• _What is expected_:
Select every line holding the word "this" and copy it.

Dataset items
----
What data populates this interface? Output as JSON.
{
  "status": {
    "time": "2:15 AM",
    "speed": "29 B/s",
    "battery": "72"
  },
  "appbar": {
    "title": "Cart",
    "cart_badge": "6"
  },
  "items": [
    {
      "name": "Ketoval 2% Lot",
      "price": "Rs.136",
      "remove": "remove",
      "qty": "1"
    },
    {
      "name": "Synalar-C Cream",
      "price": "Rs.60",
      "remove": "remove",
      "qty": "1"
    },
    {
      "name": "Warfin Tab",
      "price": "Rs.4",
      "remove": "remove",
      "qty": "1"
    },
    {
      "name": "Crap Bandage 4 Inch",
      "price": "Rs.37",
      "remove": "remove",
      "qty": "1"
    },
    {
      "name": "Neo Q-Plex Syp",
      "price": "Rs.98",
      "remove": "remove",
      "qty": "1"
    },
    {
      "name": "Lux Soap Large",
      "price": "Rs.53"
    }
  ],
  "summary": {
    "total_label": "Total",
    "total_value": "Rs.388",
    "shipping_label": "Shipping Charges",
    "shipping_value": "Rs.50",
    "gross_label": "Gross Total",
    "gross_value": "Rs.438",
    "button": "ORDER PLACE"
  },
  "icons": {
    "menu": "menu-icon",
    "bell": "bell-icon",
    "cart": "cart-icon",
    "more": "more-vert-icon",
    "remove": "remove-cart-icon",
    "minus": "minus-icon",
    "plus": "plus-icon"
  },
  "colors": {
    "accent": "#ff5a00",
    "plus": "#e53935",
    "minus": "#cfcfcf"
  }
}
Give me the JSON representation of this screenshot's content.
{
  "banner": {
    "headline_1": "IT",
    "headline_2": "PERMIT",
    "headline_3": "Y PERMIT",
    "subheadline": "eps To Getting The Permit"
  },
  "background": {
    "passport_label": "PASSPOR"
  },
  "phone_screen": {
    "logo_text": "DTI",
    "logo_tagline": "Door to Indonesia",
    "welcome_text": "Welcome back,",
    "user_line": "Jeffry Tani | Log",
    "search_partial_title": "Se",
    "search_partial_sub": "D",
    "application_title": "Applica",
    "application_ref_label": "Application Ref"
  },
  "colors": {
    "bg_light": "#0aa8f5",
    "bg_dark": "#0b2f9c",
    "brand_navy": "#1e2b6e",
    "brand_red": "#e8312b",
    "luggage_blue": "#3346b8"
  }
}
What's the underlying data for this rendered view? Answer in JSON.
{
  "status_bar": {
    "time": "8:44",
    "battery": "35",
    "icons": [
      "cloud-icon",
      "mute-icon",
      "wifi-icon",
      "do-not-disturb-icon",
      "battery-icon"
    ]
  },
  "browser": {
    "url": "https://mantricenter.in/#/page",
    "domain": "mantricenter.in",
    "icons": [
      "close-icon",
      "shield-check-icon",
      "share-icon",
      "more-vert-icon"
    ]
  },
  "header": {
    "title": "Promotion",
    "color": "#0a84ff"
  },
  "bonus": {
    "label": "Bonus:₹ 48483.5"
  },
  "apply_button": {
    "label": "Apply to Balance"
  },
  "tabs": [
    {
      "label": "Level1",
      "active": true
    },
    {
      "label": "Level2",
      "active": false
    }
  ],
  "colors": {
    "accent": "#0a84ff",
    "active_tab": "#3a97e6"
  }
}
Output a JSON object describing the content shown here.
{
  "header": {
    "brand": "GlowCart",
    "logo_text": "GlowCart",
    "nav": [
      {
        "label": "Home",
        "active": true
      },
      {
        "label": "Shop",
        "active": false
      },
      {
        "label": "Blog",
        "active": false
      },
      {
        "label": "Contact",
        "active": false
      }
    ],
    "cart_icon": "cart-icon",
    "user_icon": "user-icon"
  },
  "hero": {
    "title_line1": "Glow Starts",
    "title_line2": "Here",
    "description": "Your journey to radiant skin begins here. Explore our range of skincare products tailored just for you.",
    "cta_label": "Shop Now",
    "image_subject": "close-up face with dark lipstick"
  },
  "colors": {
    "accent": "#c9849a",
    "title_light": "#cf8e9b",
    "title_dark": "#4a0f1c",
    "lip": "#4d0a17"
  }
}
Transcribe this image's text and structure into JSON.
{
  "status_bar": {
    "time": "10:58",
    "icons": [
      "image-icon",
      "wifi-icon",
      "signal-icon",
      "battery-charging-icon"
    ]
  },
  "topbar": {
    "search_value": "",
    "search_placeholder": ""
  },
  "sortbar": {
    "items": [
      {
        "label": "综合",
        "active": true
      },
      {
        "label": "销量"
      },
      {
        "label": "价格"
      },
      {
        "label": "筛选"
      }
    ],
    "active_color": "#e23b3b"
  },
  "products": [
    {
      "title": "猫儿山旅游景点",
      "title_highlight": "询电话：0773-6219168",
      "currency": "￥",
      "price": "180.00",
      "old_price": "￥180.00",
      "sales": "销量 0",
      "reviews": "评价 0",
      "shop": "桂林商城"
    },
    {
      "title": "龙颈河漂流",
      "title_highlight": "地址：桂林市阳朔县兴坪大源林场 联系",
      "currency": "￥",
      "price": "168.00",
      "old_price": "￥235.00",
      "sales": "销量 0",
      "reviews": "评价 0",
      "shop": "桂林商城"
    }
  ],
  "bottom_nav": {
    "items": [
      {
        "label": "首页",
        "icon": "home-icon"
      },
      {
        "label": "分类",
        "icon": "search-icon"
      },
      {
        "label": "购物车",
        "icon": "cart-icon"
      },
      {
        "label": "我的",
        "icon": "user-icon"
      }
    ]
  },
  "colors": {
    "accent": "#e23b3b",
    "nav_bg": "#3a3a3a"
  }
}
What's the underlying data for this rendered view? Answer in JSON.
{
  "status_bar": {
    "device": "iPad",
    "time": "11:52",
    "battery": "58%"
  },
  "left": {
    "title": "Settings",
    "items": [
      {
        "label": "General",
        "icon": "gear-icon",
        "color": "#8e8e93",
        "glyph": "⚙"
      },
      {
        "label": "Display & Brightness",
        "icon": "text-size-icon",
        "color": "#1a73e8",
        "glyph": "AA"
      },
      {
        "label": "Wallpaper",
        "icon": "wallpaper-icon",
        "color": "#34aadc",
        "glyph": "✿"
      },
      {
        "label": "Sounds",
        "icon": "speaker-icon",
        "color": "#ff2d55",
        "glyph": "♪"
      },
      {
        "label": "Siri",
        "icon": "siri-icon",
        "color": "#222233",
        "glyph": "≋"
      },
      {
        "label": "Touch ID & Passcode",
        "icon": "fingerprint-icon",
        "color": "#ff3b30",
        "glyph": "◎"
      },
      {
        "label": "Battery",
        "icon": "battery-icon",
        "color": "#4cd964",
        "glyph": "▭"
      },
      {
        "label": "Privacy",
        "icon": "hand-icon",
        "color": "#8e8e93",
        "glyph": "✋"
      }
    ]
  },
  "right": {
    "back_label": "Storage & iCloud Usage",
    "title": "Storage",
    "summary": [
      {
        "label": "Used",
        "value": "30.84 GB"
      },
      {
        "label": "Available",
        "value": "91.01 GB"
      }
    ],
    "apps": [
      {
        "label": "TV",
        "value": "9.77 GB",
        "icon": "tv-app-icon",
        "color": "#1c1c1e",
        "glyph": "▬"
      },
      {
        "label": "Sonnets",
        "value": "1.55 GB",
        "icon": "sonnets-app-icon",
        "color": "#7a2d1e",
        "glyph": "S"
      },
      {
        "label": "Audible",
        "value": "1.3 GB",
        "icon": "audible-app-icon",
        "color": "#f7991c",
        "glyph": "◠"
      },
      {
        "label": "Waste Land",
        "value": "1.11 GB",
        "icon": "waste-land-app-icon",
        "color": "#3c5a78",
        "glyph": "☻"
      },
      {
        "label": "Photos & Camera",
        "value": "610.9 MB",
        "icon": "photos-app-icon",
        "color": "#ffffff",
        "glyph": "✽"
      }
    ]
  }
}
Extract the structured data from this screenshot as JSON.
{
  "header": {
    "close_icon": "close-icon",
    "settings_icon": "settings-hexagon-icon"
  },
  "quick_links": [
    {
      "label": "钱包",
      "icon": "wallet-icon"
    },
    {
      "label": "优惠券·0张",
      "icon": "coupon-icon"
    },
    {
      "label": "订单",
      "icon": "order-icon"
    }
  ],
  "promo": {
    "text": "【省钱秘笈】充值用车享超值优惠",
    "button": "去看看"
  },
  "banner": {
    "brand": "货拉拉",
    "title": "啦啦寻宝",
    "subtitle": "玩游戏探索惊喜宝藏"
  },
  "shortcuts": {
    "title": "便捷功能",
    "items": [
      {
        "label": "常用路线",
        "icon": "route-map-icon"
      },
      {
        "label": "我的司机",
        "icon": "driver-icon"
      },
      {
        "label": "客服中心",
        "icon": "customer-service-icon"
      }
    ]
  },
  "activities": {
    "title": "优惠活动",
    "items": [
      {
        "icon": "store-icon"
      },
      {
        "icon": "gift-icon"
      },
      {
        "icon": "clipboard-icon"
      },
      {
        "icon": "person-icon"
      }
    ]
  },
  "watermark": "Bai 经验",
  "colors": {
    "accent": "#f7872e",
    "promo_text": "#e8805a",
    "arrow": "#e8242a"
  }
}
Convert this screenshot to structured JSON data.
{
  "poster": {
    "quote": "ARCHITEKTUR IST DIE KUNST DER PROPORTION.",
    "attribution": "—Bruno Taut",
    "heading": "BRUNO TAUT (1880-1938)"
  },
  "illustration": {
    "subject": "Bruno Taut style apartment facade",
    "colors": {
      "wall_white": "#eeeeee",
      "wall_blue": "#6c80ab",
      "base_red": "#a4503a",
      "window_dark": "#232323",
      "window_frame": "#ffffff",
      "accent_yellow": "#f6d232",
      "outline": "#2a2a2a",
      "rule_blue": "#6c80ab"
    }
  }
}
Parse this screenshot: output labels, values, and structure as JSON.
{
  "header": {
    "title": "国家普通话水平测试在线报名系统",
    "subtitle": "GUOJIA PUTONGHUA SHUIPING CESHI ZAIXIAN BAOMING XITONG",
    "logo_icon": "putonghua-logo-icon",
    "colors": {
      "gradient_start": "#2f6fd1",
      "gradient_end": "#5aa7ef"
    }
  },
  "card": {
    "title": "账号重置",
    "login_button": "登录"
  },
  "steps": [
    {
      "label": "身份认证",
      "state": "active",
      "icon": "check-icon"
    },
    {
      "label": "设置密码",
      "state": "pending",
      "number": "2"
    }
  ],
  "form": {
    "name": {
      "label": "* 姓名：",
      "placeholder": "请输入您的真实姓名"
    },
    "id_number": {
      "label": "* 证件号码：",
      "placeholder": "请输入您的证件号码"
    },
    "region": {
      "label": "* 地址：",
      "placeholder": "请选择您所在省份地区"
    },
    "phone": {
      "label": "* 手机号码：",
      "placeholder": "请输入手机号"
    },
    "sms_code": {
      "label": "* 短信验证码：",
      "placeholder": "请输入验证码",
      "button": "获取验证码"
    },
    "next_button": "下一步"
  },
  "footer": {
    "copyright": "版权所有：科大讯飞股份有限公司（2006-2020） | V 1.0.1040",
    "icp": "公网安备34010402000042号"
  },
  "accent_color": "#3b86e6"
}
----
• _Final result_:
What data populates this interface? Output as JSON.
Give me the JSON representation of this screenshot's content.
What's the underlying data for this rendered view? Answer in JSON.
Transcribe this image's text and structure into JSON.
What's the underlying data for this rendered view? Answer in JSON.
Extract the structured data from this screenshot as JSON.
Convert this screenshot to structured JSON data.
Parse this screenshot: output labels, values, and structure as JSON.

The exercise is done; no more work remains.